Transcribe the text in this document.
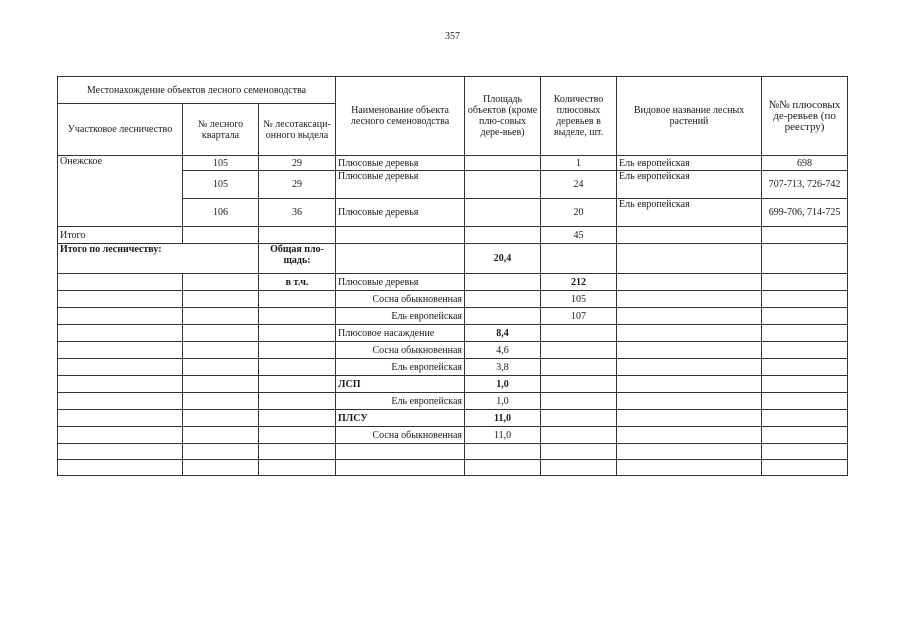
357
Местонахождение объектов лесного семеноводства			Наименование объекта лесного семеноводства	Площадь объектов (кроме плю-совых дере-вьев)	Количество плюсовых деревьев в выделе, шт.	Видовое название лесных растений	№№ плюсовых де-ревьев (по реестру)
Участковое лесничество	№ лесного квартала	№ лесотаксаци-онного выдела					
Онежское	105	29	Плюсовые деревья		1	Ель европейская	698
	105	29	Плюсовые деревья		24	Ель европейская	707-713, 726-742
	106	36	Плюсовые деревья		20	Ель европейская	699-706, 714-725
Итого					45		
Итого по лесничеству:		Общая пло-щадь:		20,4			
		в т.ч.	Плюсовые деревья		212		
			Сосна обыкновенная		105		
			Ель европейская		107		
			Плюсовое насаждение	8,4			
			Сосна обыкновенная	4,6			
			Ель европейская	3,8			
			ЛСП	1,0			
			Ель европейская	1,0			
			ПЛСУ	11,0			
			Сосна обыкновенная	11,0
• • • •
Every line of the records that includes the word "Итого" should be gathered.

Итого					45		
Итого по лесничеству:		Общая пло-щадь:		20,4			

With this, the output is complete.